> GIVEN RECORDS
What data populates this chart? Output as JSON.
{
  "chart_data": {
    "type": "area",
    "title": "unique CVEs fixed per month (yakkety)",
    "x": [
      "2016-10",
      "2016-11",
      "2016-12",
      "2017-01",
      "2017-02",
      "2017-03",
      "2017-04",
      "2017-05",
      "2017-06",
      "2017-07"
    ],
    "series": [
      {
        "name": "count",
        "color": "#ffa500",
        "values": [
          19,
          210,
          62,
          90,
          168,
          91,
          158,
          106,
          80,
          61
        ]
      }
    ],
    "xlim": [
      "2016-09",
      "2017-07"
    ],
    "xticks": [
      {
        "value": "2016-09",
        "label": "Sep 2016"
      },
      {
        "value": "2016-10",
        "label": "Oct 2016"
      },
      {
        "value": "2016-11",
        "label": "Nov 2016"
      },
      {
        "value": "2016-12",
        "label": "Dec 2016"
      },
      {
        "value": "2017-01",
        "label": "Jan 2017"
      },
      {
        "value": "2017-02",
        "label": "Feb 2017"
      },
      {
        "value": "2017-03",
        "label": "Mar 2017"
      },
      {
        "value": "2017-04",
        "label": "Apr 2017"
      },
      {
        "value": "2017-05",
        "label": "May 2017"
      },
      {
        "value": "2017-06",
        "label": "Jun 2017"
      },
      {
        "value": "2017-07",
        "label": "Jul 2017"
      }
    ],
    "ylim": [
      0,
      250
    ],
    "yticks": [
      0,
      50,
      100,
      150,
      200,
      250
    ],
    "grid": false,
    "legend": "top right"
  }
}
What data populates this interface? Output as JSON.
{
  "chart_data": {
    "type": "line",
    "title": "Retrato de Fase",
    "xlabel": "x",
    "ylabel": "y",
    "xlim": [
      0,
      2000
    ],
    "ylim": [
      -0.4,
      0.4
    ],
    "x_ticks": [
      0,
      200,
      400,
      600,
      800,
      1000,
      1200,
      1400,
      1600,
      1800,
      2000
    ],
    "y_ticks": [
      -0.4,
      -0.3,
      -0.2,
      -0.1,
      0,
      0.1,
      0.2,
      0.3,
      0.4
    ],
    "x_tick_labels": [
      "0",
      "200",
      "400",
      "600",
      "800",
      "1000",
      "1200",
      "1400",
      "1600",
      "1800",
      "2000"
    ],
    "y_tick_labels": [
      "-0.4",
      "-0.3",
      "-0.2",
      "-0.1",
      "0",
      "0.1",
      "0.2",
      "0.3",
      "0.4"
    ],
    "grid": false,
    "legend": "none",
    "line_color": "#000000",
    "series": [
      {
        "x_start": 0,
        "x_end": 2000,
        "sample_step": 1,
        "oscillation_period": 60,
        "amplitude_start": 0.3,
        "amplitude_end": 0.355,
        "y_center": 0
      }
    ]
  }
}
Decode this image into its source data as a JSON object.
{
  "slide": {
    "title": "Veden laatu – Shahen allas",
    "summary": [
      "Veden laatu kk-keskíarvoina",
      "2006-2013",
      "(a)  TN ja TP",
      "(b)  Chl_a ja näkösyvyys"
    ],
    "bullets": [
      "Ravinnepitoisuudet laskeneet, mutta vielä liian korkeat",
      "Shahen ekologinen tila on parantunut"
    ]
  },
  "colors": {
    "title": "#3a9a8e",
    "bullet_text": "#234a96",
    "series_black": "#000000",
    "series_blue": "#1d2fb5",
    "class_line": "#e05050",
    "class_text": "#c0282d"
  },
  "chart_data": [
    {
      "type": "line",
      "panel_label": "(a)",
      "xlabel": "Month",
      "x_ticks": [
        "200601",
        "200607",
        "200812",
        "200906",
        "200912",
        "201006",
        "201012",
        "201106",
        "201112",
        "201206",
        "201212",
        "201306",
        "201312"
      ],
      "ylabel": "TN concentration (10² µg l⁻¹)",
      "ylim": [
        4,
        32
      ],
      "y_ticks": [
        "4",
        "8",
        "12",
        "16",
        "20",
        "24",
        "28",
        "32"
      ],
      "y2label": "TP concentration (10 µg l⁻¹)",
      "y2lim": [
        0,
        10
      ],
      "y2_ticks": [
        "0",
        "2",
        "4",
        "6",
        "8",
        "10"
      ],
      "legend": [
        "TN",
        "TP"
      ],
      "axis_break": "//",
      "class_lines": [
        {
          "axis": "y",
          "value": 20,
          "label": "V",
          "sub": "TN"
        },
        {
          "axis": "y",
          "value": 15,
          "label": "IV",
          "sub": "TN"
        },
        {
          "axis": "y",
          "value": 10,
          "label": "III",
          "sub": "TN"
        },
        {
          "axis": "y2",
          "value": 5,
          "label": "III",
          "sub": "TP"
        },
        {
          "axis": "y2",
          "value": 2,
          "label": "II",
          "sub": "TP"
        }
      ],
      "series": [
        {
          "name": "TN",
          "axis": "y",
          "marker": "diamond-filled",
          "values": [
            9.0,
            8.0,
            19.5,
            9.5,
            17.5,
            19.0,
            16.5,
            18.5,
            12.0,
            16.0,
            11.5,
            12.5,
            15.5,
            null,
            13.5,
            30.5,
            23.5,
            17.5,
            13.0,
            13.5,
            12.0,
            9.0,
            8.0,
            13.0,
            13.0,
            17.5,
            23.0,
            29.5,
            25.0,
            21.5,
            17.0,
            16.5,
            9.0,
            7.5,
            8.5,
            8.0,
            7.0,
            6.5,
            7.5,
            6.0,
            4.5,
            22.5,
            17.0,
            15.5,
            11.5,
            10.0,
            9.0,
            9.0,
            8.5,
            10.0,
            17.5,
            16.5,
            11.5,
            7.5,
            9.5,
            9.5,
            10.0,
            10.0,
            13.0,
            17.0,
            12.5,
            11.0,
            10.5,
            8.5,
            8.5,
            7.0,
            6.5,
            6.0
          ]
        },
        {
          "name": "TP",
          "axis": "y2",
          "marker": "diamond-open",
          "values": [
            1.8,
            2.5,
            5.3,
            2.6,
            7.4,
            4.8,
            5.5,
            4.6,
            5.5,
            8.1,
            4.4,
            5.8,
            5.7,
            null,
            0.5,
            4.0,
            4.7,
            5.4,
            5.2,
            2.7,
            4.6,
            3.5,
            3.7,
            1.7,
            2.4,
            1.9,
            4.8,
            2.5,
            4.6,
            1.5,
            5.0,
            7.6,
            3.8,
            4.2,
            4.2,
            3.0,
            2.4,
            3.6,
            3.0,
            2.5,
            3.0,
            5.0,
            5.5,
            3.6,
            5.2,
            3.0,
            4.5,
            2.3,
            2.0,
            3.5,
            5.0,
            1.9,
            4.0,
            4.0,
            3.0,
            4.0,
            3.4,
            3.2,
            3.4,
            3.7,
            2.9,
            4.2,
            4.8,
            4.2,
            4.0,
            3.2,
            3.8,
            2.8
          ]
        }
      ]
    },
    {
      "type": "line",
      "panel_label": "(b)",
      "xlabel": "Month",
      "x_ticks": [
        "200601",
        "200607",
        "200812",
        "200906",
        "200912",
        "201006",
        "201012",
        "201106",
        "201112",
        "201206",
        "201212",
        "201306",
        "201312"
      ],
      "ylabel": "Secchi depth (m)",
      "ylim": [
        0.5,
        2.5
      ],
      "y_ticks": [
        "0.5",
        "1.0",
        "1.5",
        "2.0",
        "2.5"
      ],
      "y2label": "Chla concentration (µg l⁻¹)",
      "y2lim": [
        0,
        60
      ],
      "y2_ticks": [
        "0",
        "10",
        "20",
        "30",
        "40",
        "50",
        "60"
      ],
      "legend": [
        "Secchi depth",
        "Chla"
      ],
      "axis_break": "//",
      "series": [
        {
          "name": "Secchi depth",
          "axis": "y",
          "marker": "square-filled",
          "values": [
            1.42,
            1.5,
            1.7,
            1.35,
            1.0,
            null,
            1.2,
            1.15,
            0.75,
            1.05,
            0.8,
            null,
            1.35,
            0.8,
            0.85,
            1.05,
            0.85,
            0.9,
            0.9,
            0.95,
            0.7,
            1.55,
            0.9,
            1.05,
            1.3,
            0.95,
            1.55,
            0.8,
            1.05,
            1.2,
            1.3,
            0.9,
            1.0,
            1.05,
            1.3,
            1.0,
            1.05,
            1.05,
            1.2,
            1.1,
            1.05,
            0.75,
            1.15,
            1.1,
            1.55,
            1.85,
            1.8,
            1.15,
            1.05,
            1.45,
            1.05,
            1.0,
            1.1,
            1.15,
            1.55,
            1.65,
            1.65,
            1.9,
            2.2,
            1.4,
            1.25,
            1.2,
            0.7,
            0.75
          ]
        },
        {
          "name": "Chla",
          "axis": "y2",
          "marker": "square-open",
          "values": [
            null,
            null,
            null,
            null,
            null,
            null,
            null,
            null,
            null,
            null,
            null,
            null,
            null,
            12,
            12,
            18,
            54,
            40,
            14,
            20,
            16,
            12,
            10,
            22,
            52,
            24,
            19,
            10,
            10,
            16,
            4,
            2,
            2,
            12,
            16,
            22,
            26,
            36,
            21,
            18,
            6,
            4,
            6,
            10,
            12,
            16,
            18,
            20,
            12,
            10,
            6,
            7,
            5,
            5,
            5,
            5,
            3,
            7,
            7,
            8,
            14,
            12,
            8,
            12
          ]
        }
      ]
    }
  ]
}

> WORK INSTRUCTIONS
Find the lines of the material that hold the word "Secchi" and report their count alone.

> TASK SOLUTION
3